What the task requires:
Work out how many lines contain "ZDECYDOWANIE". Reply with the count alone.

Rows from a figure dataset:
**********
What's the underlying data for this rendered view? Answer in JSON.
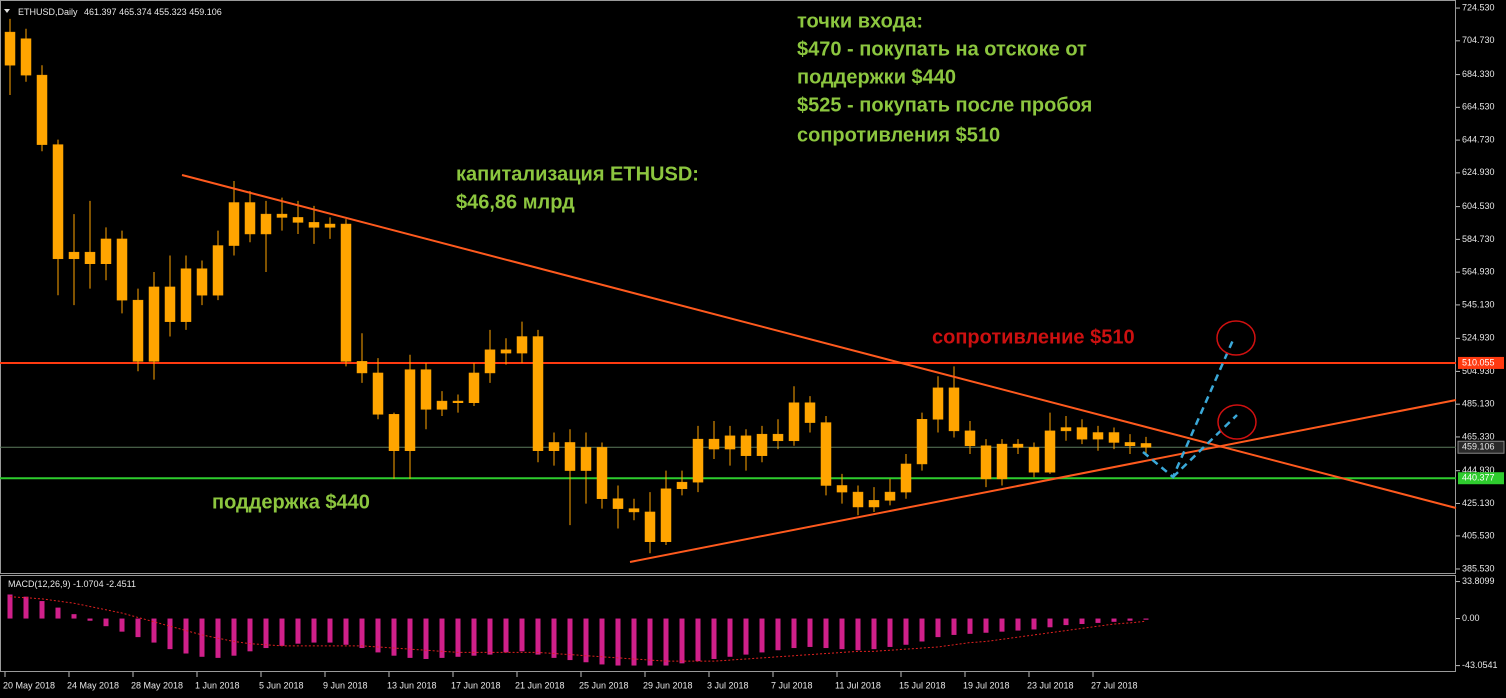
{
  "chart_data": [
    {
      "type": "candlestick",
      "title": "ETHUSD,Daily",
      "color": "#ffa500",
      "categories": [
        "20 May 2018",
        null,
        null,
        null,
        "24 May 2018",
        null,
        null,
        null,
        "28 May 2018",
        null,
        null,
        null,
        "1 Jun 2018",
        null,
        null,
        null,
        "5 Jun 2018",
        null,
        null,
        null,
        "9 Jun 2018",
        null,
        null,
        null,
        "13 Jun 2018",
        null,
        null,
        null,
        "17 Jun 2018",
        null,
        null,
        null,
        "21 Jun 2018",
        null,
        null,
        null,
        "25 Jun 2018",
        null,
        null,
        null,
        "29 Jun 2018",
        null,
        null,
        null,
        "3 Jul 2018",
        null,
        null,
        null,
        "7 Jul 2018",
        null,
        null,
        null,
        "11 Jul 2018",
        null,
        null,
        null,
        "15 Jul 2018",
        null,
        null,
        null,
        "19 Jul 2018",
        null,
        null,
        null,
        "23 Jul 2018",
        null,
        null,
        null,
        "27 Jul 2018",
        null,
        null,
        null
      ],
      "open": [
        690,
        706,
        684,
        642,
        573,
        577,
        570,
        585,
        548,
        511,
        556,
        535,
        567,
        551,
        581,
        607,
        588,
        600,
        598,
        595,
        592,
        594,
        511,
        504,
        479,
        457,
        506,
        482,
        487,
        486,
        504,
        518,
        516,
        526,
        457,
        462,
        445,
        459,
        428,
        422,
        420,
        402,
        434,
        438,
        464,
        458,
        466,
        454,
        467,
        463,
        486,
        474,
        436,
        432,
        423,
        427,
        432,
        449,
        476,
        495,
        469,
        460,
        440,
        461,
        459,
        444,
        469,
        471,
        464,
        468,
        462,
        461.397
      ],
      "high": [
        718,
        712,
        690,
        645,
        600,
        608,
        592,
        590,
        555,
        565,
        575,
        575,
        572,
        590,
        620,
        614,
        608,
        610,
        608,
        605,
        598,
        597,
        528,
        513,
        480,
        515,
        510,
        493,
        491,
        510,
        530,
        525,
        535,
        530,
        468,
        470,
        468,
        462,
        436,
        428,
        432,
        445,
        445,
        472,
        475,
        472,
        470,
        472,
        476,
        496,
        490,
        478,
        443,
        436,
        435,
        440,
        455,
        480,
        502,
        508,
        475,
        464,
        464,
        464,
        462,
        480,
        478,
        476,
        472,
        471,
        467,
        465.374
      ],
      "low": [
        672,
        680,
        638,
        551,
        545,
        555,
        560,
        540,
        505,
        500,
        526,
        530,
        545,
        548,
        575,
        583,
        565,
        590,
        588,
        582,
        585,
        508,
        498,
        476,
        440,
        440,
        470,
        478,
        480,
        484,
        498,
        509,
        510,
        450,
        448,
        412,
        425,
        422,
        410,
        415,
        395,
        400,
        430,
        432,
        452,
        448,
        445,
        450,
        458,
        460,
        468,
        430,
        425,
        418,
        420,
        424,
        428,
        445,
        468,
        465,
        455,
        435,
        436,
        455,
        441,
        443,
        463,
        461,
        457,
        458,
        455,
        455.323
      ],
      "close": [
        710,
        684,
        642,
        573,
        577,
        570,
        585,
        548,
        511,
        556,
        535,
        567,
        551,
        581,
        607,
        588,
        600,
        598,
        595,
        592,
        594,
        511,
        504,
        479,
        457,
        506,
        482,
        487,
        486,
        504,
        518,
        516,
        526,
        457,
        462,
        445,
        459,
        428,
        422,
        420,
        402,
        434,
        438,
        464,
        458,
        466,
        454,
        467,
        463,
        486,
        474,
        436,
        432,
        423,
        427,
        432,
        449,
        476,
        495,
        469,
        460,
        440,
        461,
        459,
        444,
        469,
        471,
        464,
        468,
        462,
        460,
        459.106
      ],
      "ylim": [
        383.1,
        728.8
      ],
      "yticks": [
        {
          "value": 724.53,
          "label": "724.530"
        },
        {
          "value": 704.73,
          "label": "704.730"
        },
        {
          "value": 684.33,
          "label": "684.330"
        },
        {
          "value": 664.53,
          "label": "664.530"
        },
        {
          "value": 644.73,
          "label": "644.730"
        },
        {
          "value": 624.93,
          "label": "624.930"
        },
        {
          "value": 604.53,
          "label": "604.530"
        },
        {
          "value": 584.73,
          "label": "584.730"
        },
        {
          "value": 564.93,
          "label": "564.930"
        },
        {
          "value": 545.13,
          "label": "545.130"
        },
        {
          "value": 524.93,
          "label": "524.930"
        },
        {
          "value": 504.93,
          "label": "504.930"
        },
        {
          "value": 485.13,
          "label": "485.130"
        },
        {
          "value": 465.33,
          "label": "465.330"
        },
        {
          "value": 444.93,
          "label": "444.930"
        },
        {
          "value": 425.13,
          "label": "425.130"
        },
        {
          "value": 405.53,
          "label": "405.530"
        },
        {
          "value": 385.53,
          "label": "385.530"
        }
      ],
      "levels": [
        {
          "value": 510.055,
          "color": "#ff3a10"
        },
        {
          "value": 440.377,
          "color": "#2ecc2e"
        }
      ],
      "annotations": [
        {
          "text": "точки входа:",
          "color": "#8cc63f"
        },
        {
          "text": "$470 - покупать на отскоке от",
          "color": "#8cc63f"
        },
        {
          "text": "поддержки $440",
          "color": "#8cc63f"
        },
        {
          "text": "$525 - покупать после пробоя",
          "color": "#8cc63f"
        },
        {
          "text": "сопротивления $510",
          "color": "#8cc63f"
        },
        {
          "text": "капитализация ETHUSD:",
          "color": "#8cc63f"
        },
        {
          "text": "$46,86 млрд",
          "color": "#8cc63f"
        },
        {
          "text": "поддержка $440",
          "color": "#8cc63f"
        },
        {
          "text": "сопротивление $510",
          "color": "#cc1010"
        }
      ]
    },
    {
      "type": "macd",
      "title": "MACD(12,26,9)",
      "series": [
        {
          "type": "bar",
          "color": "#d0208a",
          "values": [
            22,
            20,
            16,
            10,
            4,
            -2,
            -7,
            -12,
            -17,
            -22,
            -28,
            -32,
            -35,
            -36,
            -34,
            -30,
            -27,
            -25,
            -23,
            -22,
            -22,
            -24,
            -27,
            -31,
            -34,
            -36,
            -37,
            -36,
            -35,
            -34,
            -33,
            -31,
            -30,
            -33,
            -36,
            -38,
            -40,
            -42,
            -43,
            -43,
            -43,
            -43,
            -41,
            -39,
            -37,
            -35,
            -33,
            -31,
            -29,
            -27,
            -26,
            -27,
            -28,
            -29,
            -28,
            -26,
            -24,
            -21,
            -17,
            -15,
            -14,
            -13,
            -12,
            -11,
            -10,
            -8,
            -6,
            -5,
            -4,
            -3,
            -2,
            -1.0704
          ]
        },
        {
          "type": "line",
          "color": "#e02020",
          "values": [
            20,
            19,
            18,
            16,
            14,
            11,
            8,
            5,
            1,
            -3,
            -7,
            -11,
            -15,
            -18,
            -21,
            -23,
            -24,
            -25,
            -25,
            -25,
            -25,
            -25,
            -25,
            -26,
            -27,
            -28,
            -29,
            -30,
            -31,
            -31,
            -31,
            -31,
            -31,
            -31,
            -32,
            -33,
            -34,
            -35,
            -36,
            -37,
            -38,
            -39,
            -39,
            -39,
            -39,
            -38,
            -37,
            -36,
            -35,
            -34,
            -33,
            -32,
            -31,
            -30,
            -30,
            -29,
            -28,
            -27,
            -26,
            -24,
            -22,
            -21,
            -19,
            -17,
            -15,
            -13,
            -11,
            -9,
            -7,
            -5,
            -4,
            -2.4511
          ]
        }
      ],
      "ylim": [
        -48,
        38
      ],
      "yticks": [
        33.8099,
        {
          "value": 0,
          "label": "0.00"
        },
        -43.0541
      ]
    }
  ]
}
**********
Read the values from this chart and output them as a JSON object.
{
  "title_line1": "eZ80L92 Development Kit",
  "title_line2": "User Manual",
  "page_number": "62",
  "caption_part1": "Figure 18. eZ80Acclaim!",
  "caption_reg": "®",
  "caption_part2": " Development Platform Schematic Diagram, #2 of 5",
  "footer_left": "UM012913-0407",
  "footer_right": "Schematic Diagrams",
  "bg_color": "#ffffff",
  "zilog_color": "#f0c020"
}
**********
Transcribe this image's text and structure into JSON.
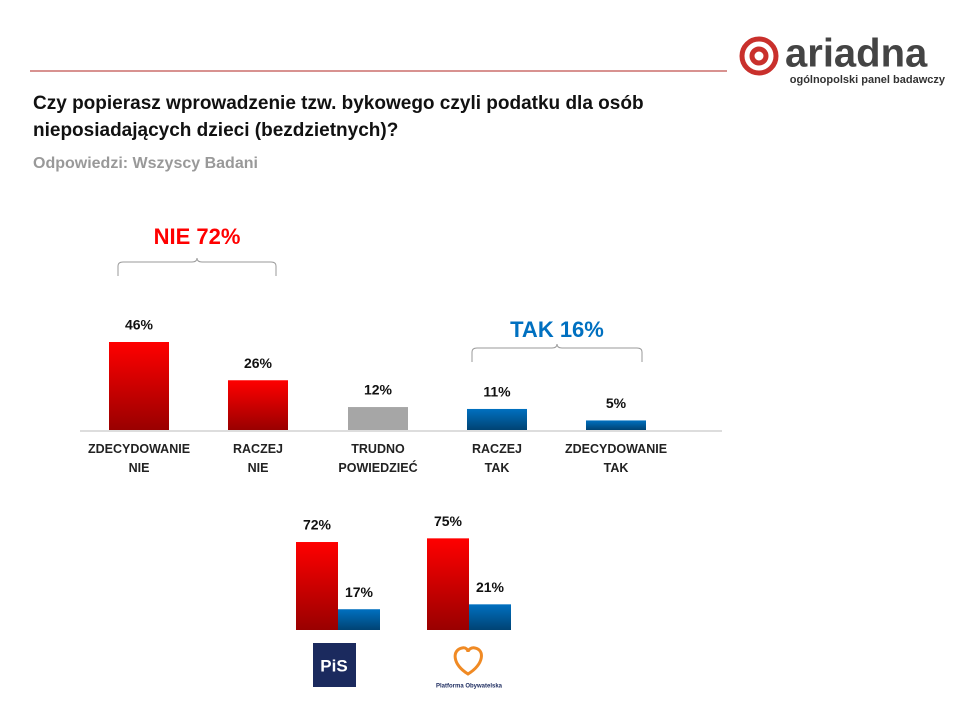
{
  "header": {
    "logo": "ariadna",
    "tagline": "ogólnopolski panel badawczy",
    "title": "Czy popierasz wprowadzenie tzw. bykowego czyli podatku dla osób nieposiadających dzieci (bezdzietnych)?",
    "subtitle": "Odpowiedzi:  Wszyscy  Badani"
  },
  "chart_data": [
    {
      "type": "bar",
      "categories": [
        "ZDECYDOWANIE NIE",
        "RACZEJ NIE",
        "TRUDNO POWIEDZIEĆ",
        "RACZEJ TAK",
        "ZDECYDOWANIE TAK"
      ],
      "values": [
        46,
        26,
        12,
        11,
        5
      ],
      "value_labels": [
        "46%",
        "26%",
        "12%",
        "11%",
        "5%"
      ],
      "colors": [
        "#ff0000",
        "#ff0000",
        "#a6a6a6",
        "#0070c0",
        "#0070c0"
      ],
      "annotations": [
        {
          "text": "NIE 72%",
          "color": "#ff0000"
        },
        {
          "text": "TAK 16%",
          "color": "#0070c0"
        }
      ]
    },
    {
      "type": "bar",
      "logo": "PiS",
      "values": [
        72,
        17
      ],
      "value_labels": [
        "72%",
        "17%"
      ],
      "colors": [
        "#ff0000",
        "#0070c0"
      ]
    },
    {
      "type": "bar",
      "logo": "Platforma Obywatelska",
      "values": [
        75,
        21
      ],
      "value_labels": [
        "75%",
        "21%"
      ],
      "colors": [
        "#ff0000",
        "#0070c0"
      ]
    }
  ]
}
**********
Output:
2